Reproduce the entries below in full, word for word.

Stored data entries

________________________

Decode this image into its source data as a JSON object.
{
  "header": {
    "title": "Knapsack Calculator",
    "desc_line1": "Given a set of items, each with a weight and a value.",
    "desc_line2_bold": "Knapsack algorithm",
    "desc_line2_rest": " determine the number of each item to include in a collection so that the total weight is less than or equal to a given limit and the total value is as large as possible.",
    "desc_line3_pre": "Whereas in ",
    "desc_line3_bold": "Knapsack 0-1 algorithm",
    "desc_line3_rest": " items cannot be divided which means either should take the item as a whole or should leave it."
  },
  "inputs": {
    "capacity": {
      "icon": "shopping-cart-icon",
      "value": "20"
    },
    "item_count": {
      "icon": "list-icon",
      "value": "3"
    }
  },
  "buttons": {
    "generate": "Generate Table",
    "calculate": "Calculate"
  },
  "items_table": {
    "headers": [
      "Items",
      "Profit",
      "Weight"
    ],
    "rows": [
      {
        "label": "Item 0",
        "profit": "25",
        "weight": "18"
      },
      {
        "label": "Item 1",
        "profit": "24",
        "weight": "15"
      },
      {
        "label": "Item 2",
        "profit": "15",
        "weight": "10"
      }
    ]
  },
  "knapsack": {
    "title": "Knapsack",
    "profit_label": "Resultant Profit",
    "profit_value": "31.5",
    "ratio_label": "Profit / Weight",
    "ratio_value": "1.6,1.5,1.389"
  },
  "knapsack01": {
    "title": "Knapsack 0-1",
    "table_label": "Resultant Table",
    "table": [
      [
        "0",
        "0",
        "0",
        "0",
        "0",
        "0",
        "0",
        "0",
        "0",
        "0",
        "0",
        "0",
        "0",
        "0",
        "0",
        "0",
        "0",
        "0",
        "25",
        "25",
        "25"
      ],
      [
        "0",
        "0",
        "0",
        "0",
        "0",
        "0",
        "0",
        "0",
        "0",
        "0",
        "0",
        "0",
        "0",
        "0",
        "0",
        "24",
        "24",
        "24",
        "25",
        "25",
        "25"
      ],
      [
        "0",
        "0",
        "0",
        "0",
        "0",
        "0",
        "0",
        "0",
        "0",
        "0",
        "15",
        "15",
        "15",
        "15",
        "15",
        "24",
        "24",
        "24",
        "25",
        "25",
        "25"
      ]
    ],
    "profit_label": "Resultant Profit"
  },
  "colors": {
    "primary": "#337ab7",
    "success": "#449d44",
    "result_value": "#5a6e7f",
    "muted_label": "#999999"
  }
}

________________________

Finished task
Decode this image into its source data as a JSON object.
{
  "header": {
    "title": "Knapsack Calculator",
    "desc_line1": "Given a set of items, each with a weight and a value.",
    "desc_line2_bold": "Knapsack algorithm",
    "desc_line2_rest": " determine the number of each item to include in a collection so that the total weight is less than or equal to a given limit and the total value is as large as possible.",
    "desc_line3_pre": "Whereas in ",
    "desc_line3_bold": "Knapsack 0-1 algorithm",
    "desc_line3_rest": " items cannot be divided which means either should take the item as a whole or should leave it."
  },
  "inputs": {
    "capacity": {
      "icon": "shopping-cart-icon",
      "value": "20"
    },
    "item_count": {
      "icon": "list-icon",
      "value": "3"
    }
  },
  "buttons": {
    "generate": "Generate Table",
    "calculate": "Calculate"
  },
  "items_table": {
    "headers": [
      "Items",
      "Profit",
      "Weight"
    ],
    "rows": [
      {
        "label": "Item 0",
        "profit": "25",
        "weight": "18"
      },
      {
        "label": "Item 1",
        "profit": "24",
        "weight": "15"
      },
      {
        "label": "Item 2",
        "profit": "15",
        "weight": "10"
      }
    ]
  },
  "knapsack": {
    "title": "Knapsack",
    "profit_label": "Resultant Profit",
    "profit_value": "31.5",
    "ratio_label": "Profit / Weight",
    "ratio_value": "1.6,1.5,1.389"
  },
  "knapsack01": {
    "title": "Knapsack 0-1",
    "table_label": "Resultant Table",
    "table": [
      [
        "0",
        "0",
        "0",
        "0",
        "0",
        "0",
        "0",
        "0",
        "0",
        "0",
        "0",
        "0",
        "0",
        "0",
        "0",
        "0",
        "0",
        "0",
        "25",
        "25",
        "25"
      ],
      [
        "0",
        "0",
        "0",
        "0",
        "0",
        "0",
        "0",
        "0",
        "0",
        "0",
        "0",
        "0",
        "0",
        "0",
        "0",
        "24",
        "24",
        "24",
        "25",
        "25",
        "25"
      ],
      [
        "0",
        "0",
        "0",
        "0",
        "0",
        "0",
        "0",
        "0",
        "0",
        "0",
        "15",
        "15",
        "15",
        "15",
        "15",
        "24",
        "24",
        "24",
        "25",
        "25",
        "25"
      ]
    ],
    "profit_label": "Resultant Profit"
  },
  "colors": {
    "primary": "#337ab7",
    "success": "#449d44",
    "result_value": "#5a6e7f",
    "muted_label": "#999999"
  }
}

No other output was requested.